### WORK REQUIRED
Check each line of the listing below for the string "JSON", and copy the ones that have it.

━━━ TASK INPUT

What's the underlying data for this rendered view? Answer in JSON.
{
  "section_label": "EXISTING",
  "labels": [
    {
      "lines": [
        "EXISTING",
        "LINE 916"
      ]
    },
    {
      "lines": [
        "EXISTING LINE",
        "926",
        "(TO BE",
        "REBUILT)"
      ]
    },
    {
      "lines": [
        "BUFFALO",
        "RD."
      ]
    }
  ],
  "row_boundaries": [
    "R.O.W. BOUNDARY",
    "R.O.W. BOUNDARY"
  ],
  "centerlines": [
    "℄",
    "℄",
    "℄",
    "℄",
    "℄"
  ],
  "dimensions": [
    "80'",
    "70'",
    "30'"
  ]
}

━━━━━━
━━━ TASK INPUT

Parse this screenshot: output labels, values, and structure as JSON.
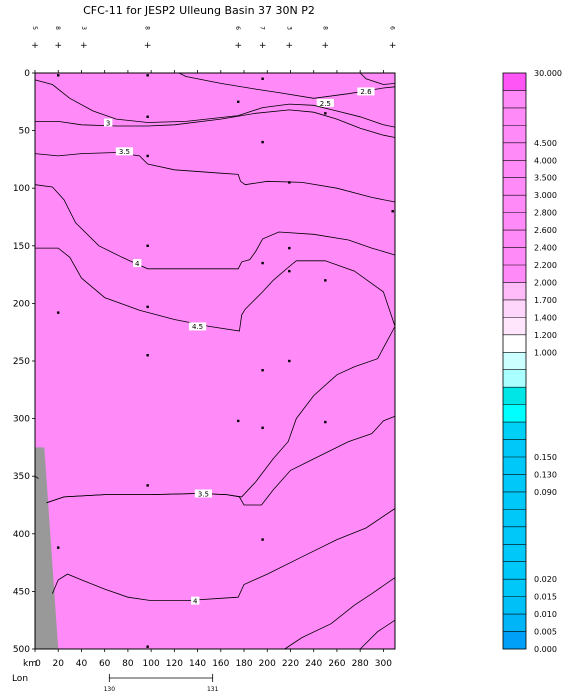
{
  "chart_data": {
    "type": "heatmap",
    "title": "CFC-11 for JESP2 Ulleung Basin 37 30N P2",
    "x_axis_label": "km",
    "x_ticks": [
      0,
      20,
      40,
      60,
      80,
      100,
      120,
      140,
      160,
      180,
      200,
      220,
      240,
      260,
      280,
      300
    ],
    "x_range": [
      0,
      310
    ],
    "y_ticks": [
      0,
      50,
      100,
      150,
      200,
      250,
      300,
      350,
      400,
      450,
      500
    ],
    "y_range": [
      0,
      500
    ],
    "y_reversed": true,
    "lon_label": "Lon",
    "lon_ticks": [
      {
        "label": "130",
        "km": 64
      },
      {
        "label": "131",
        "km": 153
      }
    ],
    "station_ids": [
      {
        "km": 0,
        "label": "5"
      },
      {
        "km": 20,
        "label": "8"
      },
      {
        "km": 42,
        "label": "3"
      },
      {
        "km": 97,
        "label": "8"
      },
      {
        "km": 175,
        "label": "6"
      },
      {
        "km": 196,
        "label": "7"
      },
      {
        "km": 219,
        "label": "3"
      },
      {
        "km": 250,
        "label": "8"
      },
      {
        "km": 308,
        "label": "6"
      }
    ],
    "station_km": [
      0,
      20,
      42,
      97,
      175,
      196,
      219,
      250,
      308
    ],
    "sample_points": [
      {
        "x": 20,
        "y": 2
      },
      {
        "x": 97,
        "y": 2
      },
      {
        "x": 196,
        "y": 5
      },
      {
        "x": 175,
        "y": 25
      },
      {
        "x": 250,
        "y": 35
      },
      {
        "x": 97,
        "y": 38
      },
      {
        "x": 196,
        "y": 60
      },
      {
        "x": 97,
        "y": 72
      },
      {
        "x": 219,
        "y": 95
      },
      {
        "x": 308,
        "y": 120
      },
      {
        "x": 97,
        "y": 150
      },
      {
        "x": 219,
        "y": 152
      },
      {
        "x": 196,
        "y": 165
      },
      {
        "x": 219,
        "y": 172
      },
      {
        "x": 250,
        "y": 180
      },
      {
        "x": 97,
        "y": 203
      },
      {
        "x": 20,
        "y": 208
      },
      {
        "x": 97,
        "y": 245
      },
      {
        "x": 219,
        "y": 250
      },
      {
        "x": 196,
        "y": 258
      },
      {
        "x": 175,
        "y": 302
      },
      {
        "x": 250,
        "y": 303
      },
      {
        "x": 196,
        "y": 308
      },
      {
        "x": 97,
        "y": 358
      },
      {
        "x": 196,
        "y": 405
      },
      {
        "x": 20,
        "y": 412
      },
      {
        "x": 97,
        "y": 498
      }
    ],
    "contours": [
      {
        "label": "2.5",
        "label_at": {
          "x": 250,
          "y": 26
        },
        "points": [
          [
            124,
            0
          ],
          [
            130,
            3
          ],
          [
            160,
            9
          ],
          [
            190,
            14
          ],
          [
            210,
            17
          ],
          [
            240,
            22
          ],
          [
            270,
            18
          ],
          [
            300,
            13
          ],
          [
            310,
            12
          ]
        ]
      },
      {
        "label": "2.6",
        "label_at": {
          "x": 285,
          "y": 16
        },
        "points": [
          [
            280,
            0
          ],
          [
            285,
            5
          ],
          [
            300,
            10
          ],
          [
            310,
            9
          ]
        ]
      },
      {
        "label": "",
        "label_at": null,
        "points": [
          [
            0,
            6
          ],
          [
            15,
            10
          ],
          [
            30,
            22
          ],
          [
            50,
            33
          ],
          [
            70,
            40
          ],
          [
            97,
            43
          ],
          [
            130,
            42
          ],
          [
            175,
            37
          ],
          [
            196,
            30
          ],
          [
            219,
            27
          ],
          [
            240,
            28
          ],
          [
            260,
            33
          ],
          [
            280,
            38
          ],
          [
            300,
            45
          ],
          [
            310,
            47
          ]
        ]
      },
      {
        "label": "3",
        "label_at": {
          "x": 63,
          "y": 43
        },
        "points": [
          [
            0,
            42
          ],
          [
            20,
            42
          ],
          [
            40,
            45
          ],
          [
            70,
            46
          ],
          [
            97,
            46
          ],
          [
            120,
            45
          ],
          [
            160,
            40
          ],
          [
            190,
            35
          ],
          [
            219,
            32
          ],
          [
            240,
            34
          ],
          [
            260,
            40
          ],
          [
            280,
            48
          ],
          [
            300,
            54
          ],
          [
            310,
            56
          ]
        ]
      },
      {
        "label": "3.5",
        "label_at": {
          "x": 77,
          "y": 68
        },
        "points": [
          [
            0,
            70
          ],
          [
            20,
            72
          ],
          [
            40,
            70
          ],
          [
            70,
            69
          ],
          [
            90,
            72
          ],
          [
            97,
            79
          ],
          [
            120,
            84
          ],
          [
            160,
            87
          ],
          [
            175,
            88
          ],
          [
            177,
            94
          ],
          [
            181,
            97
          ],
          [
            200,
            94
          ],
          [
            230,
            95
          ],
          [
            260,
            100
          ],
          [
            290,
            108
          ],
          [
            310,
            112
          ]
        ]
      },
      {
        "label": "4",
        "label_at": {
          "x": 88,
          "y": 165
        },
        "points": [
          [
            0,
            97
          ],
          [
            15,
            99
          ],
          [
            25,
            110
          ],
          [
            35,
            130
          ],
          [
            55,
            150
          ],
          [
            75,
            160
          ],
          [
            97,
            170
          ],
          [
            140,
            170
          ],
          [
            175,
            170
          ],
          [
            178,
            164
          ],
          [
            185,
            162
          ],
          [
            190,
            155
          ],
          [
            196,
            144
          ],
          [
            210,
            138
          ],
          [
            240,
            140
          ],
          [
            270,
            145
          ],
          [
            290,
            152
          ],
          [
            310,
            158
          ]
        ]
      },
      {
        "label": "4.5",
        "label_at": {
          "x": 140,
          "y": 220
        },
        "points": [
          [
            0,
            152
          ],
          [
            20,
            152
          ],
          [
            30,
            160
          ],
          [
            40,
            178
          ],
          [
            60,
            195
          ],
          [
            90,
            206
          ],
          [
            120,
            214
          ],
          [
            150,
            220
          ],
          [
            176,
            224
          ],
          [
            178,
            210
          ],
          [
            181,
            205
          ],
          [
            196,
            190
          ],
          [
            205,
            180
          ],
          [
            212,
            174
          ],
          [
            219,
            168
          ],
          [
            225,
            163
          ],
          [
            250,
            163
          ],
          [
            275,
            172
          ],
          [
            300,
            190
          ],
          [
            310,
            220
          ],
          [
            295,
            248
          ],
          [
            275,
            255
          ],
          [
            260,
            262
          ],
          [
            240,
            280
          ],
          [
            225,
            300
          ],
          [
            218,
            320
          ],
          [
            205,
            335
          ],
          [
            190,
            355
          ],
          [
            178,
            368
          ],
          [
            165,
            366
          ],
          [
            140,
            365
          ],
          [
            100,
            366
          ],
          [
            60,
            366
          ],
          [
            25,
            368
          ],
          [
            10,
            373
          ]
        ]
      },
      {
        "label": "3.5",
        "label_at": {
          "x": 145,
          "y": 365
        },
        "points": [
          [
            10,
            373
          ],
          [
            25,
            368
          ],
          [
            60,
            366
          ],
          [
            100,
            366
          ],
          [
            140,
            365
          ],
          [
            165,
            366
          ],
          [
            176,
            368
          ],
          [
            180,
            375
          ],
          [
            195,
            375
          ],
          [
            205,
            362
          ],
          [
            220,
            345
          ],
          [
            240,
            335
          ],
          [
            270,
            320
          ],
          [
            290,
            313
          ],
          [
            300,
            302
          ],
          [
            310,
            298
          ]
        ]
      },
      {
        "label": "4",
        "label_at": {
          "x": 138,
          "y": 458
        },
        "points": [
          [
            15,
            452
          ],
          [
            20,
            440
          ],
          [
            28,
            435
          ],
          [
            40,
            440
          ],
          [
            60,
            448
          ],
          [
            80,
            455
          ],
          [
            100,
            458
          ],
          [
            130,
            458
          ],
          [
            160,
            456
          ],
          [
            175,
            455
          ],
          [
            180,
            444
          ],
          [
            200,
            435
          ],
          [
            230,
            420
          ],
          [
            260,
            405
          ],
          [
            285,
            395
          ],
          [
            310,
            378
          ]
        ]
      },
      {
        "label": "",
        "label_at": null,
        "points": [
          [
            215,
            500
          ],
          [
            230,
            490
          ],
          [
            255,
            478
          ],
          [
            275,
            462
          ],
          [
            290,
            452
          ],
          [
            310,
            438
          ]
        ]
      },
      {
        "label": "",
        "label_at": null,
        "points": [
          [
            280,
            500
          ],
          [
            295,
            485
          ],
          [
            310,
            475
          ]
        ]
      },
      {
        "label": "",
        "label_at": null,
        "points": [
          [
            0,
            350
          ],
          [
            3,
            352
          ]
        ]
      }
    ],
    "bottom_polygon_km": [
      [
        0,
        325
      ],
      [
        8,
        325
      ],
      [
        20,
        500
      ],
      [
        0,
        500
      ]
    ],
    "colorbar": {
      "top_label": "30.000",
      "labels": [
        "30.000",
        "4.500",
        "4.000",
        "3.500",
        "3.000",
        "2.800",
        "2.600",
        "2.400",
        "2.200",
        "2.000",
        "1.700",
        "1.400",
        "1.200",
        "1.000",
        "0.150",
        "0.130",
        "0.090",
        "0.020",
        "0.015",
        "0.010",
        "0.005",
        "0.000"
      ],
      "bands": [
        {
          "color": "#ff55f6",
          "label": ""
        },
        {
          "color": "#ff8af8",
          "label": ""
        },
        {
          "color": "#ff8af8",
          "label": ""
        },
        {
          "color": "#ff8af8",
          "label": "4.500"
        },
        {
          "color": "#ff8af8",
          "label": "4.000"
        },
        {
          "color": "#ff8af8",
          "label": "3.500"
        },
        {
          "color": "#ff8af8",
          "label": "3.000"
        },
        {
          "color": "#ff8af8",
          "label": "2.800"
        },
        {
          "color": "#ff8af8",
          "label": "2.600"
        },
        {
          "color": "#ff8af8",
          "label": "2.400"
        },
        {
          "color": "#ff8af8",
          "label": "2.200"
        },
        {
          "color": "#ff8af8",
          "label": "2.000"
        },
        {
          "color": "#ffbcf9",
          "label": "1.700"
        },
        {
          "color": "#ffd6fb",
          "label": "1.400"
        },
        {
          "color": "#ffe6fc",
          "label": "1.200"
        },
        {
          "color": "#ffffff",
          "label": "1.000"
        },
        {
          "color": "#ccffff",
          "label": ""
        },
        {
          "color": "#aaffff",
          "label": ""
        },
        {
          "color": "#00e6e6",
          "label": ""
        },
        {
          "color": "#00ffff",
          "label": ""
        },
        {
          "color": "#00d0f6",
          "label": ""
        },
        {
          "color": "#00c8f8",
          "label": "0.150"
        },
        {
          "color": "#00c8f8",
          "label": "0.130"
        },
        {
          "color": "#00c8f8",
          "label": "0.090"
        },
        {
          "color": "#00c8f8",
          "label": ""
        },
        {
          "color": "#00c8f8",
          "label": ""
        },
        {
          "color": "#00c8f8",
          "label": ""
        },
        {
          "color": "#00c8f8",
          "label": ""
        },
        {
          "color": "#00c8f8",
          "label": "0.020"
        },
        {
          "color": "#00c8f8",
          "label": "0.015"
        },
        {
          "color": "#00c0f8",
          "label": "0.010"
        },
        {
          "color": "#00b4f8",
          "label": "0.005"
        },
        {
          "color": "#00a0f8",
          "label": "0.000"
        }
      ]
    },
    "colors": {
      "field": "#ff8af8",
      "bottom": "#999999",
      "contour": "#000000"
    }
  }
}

━━━━━━

### WRITTEN SOLUTION
What's the underlying data for this rendered view? Answer in JSON.
Parse this screenshot: output labels, values, and structure as JSON.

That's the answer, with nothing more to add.